Chart and figure data:
********************

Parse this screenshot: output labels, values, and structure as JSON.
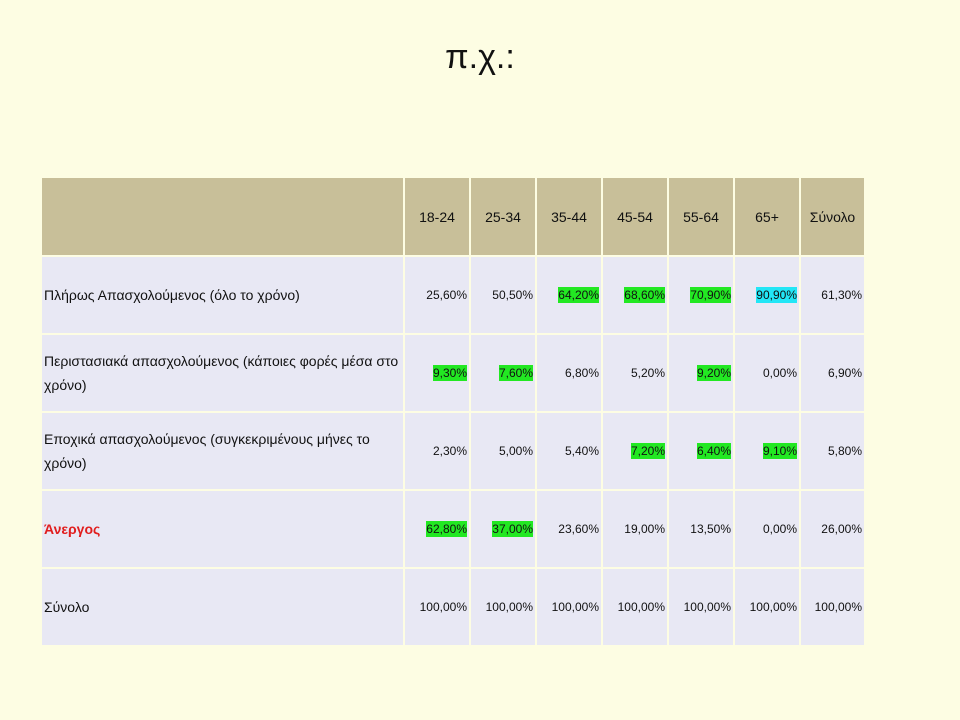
{
  "title": "π.χ.:",
  "colors": {
    "background": "#fdfde3",
    "header": "#c8bf99",
    "row": "#e8e8f4",
    "highlight_green": "#22e822",
    "highlight_cyan": "#22e6f6",
    "label_red": "#e11d1d"
  },
  "table": {
    "headers": [
      "",
      "18-24",
      "25-34",
      "35-44",
      "45-54",
      "55-64",
      "65+",
      "Σύνολο"
    ],
    "rows": [
      {
        "label": "Πλήρως Απασχολούμενος  (όλο το χρόνο)",
        "values": [
          "25,60%",
          "50,50%",
          "64,20%",
          "68,60%",
          "70,90%",
          "90,90%",
          "61,30%"
        ],
        "highlights": [
          "",
          "",
          "green",
          "green",
          "green",
          "cyan",
          ""
        ]
      },
      {
        "label": "Περιστασιακά απασχολούμενος (κάποιες φορές μέσα στο χρόνο)",
        "values": [
          "9,30%",
          "7,60%",
          "6,80%",
          "5,20%",
          "9,20%",
          "0,00%",
          "6,90%"
        ],
        "highlights": [
          "green",
          "green",
          "",
          "",
          "green",
          "",
          ""
        ]
      },
      {
        "label": "Εποχικά απασχολούμενος (συγκεκριμένους μήνες το χρόνο)",
        "values": [
          "2,30%",
          "5,00%",
          "5,40%",
          "7,20%",
          "6,40%",
          "9,10%",
          "5,80%"
        ],
        "highlights": [
          "",
          "",
          "",
          "green",
          "green",
          "green",
          ""
        ]
      },
      {
        "label": "Άνεργος",
        "label_color": "red",
        "values": [
          "62,80%",
          "37,00%",
          "23,60%",
          "19,00%",
          "13,50%",
          "0,00%",
          "26,00%"
        ],
        "highlights": [
          "green",
          "green",
          "",
          "",
          "",
          "",
          ""
        ]
      },
      {
        "label": "Σύνολο",
        "values": [
          "100,00%",
          "100,00%",
          "100,00%",
          "100,00%",
          "100,00%",
          "100,00%",
          "100,00%"
        ],
        "highlights": [
          "",
          "",
          "",
          "",
          "",
          "",
          ""
        ]
      }
    ]
  }
}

********************

Stated task |
Transcribe each entry precisely as given, leaving the pictures out.

Written solution |
Parse this screenshot: output labels, values, and structure as JSON.
{
  "title": "π.χ.:",
  "colors": {
    "background": "#fdfde3",
    "header": "#c8bf99",
    "row": "#e8e8f4",
    "highlight_green": "#22e822",
    "highlight_cyan": "#22e6f6",
    "label_red": "#e11d1d"
  },
  "table": {
    "headers": [
      "",
      "18-24",
      "25-34",
      "35-44",
      "45-54",
      "55-64",
      "65+",
      "Σύνολο"
    ],
    "rows": [
      {
        "label": "Πλήρως Απασχολούμενος  (όλο το χρόνο)",
        "values": [
          "25,60%",
          "50,50%",
          "64,20%",
          "68,60%",
          "70,90%",
          "90,90%",
          "61,30%"
        ],
        "highlights": [
          "",
          "",
          "green",
          "green",
          "green",
          "cyan",
          ""
        ]
      },
      {
        "label": "Περιστασιακά απασχολούμενος (κάποιες φορές μέσα στο χρόνο)",
        "values": [
          "9,30%",
          "7,60%",
          "6,80%",
          "5,20%",
          "9,20%",
          "0,00%",
          "6,90%"
        ],
        "highlights": [
          "green",
          "green",
          "",
          "",
          "green",
          "",
          ""
        ]
      },
      {
        "label": "Εποχικά απασχολούμενος (συγκεκριμένους μήνες το χρόνο)",
        "values": [
          "2,30%",
          "5,00%",
          "5,40%",
          "7,20%",
          "6,40%",
          "9,10%",
          "5,80%"
        ],
        "highlights": [
          "",
          "",
          "",
          "green",
          "green",
          "green",
          ""
        ]
      },
      {
        "label": "Άνεργος",
        "label_color": "red",
        "values": [
          "62,80%",
          "37,00%",
          "23,60%",
          "19,00%",
          "13,50%",
          "0,00%",
          "26,00%"
        ],
        "highlights": [
          "green",
          "green",
          "",
          "",
          "",
          "",
          ""
        ]
      },
      {
        "label": "Σύνολο",
        "values": [
          "100,00%",
          "100,00%",
          "100,00%",
          "100,00%",
          "100,00%",
          "100,00%",
          "100,00%"
        ],
        "highlights": [
          "",
          "",
          "",
          "",
          "",
          "",
          ""
        ]
      }
    ]
  }
}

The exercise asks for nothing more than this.